Directive: Each record below should appear again exactly as written.

Records from a collection:
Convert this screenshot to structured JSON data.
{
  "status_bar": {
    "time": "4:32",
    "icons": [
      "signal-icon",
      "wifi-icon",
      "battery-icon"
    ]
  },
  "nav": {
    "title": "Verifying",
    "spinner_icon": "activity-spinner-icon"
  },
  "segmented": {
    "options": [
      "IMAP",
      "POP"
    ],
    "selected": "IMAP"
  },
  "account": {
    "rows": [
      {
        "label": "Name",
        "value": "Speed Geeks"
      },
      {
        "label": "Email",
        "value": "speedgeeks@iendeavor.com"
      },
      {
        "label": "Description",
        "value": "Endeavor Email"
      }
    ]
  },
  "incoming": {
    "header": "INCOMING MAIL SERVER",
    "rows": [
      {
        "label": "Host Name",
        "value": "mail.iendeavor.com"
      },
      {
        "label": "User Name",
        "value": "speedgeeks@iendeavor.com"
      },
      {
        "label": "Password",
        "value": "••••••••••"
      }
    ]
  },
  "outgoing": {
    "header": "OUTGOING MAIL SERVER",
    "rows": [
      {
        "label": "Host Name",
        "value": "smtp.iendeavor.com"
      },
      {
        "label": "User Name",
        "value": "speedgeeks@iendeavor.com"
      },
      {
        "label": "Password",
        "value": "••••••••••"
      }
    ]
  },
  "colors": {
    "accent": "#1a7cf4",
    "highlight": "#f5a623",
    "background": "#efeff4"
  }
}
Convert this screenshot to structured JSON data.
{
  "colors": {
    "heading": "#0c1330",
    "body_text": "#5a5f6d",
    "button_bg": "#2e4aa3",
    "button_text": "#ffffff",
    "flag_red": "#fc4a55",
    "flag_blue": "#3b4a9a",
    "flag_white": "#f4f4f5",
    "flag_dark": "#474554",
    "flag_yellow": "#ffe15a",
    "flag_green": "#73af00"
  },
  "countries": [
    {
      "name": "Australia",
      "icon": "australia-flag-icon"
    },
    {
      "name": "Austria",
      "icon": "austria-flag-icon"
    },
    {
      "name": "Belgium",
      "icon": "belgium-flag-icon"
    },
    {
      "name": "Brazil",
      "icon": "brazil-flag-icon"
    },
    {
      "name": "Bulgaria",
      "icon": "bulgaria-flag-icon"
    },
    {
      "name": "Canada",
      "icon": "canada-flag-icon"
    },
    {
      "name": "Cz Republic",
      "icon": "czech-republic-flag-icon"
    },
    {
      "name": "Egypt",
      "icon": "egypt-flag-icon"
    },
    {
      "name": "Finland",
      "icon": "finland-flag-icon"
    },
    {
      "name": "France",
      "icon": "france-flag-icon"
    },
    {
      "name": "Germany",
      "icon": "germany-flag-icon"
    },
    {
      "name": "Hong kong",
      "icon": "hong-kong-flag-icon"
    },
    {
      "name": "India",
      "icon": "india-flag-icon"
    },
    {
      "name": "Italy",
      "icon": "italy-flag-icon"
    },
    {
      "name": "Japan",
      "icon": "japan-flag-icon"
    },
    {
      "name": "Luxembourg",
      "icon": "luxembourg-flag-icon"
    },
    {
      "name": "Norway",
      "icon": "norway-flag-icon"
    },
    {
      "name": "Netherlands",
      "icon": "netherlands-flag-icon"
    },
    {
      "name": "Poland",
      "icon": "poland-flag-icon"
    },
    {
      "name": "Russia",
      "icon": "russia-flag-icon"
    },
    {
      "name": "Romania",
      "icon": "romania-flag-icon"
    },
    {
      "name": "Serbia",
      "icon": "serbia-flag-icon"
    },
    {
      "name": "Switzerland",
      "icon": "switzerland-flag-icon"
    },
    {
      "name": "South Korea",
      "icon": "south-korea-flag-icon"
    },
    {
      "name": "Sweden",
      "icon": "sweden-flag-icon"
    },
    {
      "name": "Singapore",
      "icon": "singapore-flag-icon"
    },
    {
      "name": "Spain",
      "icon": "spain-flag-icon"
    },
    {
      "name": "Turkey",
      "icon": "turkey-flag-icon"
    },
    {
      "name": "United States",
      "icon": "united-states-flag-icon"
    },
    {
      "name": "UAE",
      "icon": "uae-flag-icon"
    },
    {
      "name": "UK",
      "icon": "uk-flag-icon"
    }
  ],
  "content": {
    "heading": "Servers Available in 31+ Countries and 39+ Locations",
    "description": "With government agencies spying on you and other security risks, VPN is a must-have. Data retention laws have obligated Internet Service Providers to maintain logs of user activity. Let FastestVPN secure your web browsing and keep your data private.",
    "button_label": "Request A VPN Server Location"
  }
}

Response to the task:
Convert this screenshot to structured JSON data.
{
  "status_bar": {
    "time": "4:32",
    "icons": [
      "signal-icon",
      "wifi-icon",
      "battery-icon"
    ]
  },
  "nav": {
    "title": "Verifying",
    "spinner_icon": "activity-spinner-icon"
  },
  "segmented": {
    "options": [
      "IMAP",
      "POP"
    ],
    "selected": "IMAP"
  },
  "account": {
    "rows": [
      {
        "label": "Name",
        "value": "Speed Geeks"
      },
      {
        "label": "Email",
        "value": "speedgeeks@iendeavor.com"
      },
      {
        "label": "Description",
        "value": "Endeavor Email"
      }
    ]
  },
  "incoming": {
    "header": "INCOMING MAIL SERVER",
    "rows": [
      {
        "label": "Host Name",
        "value": "mail.iendeavor.com"
      },
      {
        "label": "User Name",
        "value": "speedgeeks@iendeavor.com"
      },
      {
        "label": "Password",
        "value": "••••••••••"
      }
    ]
  },
  "outgoing": {
    "header": "OUTGOING MAIL SERVER",
    "rows": [
      {
        "label": "Host Name",
        "value": "smtp.iendeavor.com"
      },
      {
        "label": "User Name",
        "value": "speedgeeks@iendeavor.com"
      },
      {
        "label": "Password",
        "value": "••••••••••"
      }
    ]
  },
  "colors": {
    "accent": "#1a7cf4",
    "highlight": "#f5a623",
    "background": "#efeff4"
  }
}
Convert this screenshot to structured JSON data.
{
  "colors": {
    "heading": "#0c1330",
    "body_text": "#5a5f6d",
    "button_bg": "#2e4aa3",
    "button_text": "#ffffff",
    "flag_red": "#fc4a55",
    "flag_blue": "#3b4a9a",
    "flag_white": "#f4f4f5",
    "flag_dark": "#474554",
    "flag_yellow": "#ffe15a",
    "flag_green": "#73af00"
  },
  "countries": [
    {
      "name": "Australia",
      "icon": "australia-flag-icon"
    },
    {
      "name": "Austria",
      "icon": "austria-flag-icon"
    },
    {
      "name": "Belgium",
      "icon": "belgium-flag-icon"
    },
    {
      "name": "Brazil",
      "icon": "brazil-flag-icon"
    },
    {
      "name": "Bulgaria",
      "icon": "bulgaria-flag-icon"
    },
    {
      "name": "Canada",
      "icon": "canada-flag-icon"
    },
    {
      "name": "Cz Republic",
      "icon": "czech-republic-flag-icon"
    },
    {
      "name": "Egypt",
      "icon": "egypt-flag-icon"
    },
    {
      "name": "Finland",
      "icon": "finland-flag-icon"
    },
    {
      "name": "France",
      "icon": "france-flag-icon"
    },
    {
      "name": "Germany",
      "icon": "germany-flag-icon"
    },
    {
      "name": "Hong kong",
      "icon": "hong-kong-flag-icon"
    },
    {
      "name": "India",
      "icon": "india-flag-icon"
    },
    {
      "name": "Italy",
      "icon": "italy-flag-icon"
    },
    {
      "name": "Japan",
      "icon": "japan-flag-icon"
    },
    {
      "name": "Luxembourg",
      "icon": "luxembourg-flag-icon"
    },
    {
      "name": "Norway",
      "icon": "norway-flag-icon"
    },
    {
      "name": "Netherlands",
      "icon": "netherlands-flag-icon"
    },
    {
      "name": "Poland",
      "icon": "poland-flag-icon"
    },
    {
      "name": "Russia",
      "icon": "russia-flag-icon"
    },
    {
      "name": "Romania",
      "icon": "romania-flag-icon"
    },
    {
      "name": "Serbia",
      "icon": "serbia-flag-icon"
    },
    {
      "name": "Switzerland",
      "icon": "switzerland-flag-icon"
    },
    {
      "name": "South Korea",
      "icon": "south-korea-flag-icon"
    },
    {
      "name": "Sweden",
      "icon": "sweden-flag-icon"
    },
    {
      "name": "Singapore",
      "icon": "singapore-flag-icon"
    },
    {
      "name": "Spain",
      "icon": "spain-flag-icon"
    },
    {
      "name": "Turkey",
      "icon": "turkey-flag-icon"
    },
    {
      "name": "United States",
      "icon": "united-states-flag-icon"
    },
    {
      "name": "UAE",
      "icon": "uae-flag-icon"
    },
    {
      "name": "UK",
      "icon": "uk-flag-icon"
    }
  ],
  "content": {
    "heading": "Servers Available in 31+ Countries and 39+ Locations",
    "description": "With government agencies spying on you and other security risks, VPN is a must-have. Data retention laws have obligated Internet Service Providers to maintain logs of user activity. Let FastestVPN secure your web browsing and keep your data private.",
    "button_label": "Request A VPN Server Location"
  }
}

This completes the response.